A. That’s true, because subscribers get new features free, as soon as they’re ready, so they’re always on the latest version of the software.

Q. So basically, Adobe is using that as a marketing thing to get people to subscribe to the Creative Cloud?
A. Well…yeah. Cloud subscribers get the new features free as soon as they’re ready. It made me want to subscribe.

Q. That’s not fair!
A. You seriously need to find the person who, at some point in your life, mistakenly told you that life was fair and clonk them with that round cardboard tube that comes inside Christmas wrapping paper.

Q. What if I don’t want to subscribe? What if I don’t want to “rent” my software?
A. You don’t have to. You can still buy the retail version of Photoshop CS6 just like always, and you’ll own it and there’s no monthly fee. 

Q. Well, how much does Photoshop CS6 cost?
A. I believe it’s $700 (ish).

Q. Wow. Renting doesn’t sound so bad now. 
A. I know, right?

Q. I know you said we can still buy Photoshop CS6, but I just scoured Adobe’s Website and I can’t find any link to it at all.
A. Me either. I searched all over, even got friends to help search with me, and I couldn’t find it for a long time (apparently buying CS6 includes a game of “needle in the haystack” first) but eventually I uncovered it. Here’s the link.

Q. So Scott, what do you think is a fair price for a bundle of both Photoshop CC and Lightroom 5?
A. A bunch of folks watching our live broadcast with Adobe’s Tom Hogarty thought the sweet spot for a bundle of the two of them would be $20, and I agree — that would be ideal. Probably isn’t going to happen, cause that would be both at about $10 a month, and one costs $700 and one costs $149. If you’re thinking, “Hey, $15 sounds great” I wouldn’t hold my breath for that either. I think $24.95 would still be really reasonable, but of course it’s not up to me. 

Q. So have you talked to Adobe about all this new pricing stuff?
A. Absolutely. I’ve been out there for meetings, I’ve had numerous conference calls, I’m on an Adobe advisory board, and I’ve been in close contact with Adobe over all of this and I’ve given my opinion to the point that I can’t believe they would actually continue to take my calls. But at the end of the day, I can only offer advice and give them the perspective of the 70,000 NAPP members I represent, but I’m not the Adobe CEO, and product pricing is not my call to make.

### [Task prompt]
Copy the question-and-answer passage starting at the words "Q. So basically, Adobe" and ending after "A. I know, right?", and swap "Creative Cloud" for "subscription plan".

### [Raw records]
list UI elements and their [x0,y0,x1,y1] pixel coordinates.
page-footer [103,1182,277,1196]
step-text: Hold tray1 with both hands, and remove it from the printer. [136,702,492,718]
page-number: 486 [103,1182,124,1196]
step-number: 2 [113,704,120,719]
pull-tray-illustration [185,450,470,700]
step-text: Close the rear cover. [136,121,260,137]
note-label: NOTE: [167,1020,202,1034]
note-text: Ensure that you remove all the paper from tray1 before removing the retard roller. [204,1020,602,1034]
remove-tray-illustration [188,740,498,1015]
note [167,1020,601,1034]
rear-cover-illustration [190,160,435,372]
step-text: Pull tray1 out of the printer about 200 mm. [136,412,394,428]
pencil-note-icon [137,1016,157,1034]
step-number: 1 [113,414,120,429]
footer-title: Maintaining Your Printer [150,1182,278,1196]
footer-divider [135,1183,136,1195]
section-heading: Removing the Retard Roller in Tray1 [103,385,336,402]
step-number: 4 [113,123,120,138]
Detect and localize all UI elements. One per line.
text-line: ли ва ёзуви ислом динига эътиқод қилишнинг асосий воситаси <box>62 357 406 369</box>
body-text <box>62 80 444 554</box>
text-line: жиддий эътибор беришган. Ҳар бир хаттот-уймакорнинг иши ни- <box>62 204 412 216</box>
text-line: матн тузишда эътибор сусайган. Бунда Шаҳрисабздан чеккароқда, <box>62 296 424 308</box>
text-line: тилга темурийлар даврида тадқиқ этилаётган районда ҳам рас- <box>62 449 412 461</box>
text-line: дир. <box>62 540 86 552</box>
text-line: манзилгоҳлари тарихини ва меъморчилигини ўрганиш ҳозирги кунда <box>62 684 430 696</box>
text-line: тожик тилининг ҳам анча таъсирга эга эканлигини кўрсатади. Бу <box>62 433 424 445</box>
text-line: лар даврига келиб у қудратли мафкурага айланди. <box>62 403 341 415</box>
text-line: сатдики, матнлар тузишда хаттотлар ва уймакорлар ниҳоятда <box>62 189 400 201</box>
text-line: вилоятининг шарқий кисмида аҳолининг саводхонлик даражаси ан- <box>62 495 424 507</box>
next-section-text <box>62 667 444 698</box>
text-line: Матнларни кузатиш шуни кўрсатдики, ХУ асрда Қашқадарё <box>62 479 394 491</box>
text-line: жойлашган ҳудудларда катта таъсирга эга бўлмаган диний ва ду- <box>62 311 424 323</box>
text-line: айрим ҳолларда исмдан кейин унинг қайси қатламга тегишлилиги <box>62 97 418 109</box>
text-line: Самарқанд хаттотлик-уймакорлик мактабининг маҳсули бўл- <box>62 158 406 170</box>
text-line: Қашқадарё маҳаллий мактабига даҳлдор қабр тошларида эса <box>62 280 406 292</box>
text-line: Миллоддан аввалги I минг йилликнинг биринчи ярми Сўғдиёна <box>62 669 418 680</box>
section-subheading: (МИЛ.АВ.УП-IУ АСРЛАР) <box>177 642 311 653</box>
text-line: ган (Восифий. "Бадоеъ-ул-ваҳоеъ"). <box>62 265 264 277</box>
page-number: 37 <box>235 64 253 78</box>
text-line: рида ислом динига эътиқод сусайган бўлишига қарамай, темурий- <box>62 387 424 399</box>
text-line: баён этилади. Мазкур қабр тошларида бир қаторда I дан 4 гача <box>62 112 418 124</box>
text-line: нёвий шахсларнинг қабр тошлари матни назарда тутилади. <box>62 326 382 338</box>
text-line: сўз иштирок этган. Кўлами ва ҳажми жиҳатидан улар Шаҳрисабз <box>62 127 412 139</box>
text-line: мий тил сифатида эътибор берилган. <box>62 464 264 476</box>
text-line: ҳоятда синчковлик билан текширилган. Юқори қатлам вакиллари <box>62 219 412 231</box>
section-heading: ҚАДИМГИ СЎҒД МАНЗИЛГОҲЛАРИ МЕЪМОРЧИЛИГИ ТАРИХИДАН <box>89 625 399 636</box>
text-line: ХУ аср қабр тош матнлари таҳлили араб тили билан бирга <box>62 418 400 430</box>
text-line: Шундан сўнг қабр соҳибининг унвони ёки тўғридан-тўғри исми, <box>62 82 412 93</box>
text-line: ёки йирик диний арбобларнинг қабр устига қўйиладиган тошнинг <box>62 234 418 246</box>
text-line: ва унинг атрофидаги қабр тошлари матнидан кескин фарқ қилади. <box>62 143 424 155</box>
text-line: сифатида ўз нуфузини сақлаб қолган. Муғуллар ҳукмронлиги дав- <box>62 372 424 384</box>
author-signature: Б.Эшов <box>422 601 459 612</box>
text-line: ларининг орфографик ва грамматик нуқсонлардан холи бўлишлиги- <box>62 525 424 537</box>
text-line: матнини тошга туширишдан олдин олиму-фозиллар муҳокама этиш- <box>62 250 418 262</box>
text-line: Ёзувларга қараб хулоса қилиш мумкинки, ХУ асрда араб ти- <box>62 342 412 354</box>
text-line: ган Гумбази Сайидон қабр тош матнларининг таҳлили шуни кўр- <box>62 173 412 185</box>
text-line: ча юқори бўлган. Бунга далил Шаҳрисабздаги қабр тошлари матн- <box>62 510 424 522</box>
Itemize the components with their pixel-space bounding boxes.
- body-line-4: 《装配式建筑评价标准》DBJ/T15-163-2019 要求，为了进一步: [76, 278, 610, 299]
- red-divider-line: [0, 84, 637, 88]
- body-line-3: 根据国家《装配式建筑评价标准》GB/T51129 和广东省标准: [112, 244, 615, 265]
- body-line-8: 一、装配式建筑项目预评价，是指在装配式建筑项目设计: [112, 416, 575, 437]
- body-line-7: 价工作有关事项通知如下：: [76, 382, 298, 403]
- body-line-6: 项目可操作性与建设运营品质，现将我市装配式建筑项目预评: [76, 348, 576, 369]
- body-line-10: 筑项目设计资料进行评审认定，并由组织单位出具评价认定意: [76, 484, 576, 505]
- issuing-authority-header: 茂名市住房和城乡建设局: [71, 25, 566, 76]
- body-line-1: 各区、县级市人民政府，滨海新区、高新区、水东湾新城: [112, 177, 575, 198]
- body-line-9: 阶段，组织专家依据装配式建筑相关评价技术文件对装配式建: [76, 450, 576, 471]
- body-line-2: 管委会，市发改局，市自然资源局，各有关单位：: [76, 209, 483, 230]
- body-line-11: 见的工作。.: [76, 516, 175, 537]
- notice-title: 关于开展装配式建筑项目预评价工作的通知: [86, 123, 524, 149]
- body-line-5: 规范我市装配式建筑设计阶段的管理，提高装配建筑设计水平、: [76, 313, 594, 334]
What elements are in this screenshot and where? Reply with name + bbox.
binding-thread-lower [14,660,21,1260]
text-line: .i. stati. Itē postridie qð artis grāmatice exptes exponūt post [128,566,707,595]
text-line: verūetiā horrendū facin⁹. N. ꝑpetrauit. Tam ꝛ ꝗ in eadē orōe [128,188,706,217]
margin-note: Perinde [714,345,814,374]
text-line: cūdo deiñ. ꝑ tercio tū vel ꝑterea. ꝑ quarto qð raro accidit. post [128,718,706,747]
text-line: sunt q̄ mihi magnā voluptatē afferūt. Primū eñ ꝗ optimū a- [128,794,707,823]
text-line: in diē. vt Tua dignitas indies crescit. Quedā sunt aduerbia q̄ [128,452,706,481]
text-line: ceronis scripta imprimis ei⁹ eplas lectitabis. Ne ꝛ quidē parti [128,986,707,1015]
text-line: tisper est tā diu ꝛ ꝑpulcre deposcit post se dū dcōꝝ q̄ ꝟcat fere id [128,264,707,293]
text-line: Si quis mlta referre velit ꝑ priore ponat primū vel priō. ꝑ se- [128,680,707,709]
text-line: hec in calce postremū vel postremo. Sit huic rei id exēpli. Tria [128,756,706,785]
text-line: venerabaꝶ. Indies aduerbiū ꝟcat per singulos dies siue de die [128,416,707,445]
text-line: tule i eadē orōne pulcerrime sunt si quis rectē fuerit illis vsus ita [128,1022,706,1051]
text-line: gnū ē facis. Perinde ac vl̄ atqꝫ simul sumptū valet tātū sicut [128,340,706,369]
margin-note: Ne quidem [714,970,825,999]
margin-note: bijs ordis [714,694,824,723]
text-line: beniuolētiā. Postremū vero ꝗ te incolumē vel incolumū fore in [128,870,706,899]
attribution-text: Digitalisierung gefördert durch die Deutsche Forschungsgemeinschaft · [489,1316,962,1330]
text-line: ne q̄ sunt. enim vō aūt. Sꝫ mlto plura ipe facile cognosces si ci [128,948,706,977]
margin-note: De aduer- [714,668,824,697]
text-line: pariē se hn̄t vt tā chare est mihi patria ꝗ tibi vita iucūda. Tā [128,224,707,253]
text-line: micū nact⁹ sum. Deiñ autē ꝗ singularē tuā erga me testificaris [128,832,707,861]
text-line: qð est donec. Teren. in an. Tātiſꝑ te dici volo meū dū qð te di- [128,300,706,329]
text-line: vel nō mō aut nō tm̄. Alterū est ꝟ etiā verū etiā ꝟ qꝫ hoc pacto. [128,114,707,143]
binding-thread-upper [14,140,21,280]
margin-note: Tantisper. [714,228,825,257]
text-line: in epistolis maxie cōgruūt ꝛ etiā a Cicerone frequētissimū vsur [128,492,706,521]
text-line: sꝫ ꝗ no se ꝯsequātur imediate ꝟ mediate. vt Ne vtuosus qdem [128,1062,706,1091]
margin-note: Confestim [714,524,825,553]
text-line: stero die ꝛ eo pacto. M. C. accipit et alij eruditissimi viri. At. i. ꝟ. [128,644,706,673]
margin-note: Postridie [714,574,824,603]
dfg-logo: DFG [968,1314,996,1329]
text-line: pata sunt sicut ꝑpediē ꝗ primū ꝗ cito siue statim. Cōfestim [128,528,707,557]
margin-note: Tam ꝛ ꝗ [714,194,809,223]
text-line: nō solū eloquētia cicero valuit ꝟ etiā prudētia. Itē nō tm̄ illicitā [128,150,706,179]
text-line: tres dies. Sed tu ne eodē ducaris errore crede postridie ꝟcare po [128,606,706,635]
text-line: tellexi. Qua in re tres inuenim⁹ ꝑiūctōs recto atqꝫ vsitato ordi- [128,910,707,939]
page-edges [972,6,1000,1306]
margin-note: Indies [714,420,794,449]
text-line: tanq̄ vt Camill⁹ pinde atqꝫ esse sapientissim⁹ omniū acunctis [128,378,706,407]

### [In response]
Q. So basically, Adobe is using that as a marketing thing to get people to subscribe to the subscription plan?
A. Well…yeah. Cloud subscribers get the new features free as soon as they’re ready. It made me want to subscribe.

Q. That’s not fair!
A. You seriously need to find the person who, at some point in your life, mistakenly told you that life was fair and clonk them with that round cardboard tube that comes inside Christmas wrapping paper.

Q. What if I don’t want to subscribe? What if I don’t want to “rent” my software?
A. You don’t have to. You can still buy the retail version of Photoshop CS6 just like always, and you’ll own it and there’s no monthly fee. 

Q. Well, how much does Photoshop CS6 cost?
A. I believe it’s $700 (ish).

Q. Wow. Renting doesn’t sound so bad now. 
A. I know, right?